▶ _What is required_
All entries are to be given again verbatim.

▶ _Records shown_
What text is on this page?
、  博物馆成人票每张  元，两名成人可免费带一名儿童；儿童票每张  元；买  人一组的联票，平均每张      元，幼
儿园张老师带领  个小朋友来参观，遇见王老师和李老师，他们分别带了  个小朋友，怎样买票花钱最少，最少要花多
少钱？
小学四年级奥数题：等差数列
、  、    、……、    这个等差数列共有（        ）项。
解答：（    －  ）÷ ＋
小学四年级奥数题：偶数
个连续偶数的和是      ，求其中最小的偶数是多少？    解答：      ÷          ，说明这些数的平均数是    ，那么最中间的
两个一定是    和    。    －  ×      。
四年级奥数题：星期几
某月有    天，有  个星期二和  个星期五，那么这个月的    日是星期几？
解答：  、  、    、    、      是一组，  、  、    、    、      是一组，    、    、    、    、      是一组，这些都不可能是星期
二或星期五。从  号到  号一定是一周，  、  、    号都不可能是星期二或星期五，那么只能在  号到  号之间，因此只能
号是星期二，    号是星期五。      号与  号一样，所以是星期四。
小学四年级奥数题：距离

▶ _Complete response_
What text is on this page?
、  博物馆成人票每张  元，两名成人可免费带一名儿童；儿童票每张  元；买  人一组的联票，平均每张      元，幼
儿园张老师带领  个小朋友来参观，遇见王老师和李老师，他们分别带了  个小朋友，怎样买票花钱最少，最少要花多
少钱？
小学四年级奥数题：等差数列
、  、    、……、    这个等差数列共有（        ）项。
解答：（    －  ）÷ ＋
小学四年级奥数题：偶数
个连续偶数的和是      ，求其中最小的偶数是多少？    解答：      ÷          ，说明这些数的平均数是    ，那么最中间的
两个一定是    和    。    －  ×      。
四年级奥数题：星期几
某月有    天，有  个星期二和  个星期五，那么这个月的    日是星期几？
解答：  、  、    、    、      是一组，  、  、    、    、      是一组，    、    、    、    、      是一组，这些都不可能是星期
二或星期五。从  号到  号一定是一周，  、  、    号都不可能是星期二或星期五，那么只能在  号到  号之间，因此只能
号是星期二，    号是星期五。      号与  号一样，所以是星期四。
小学四年级奥数题：距离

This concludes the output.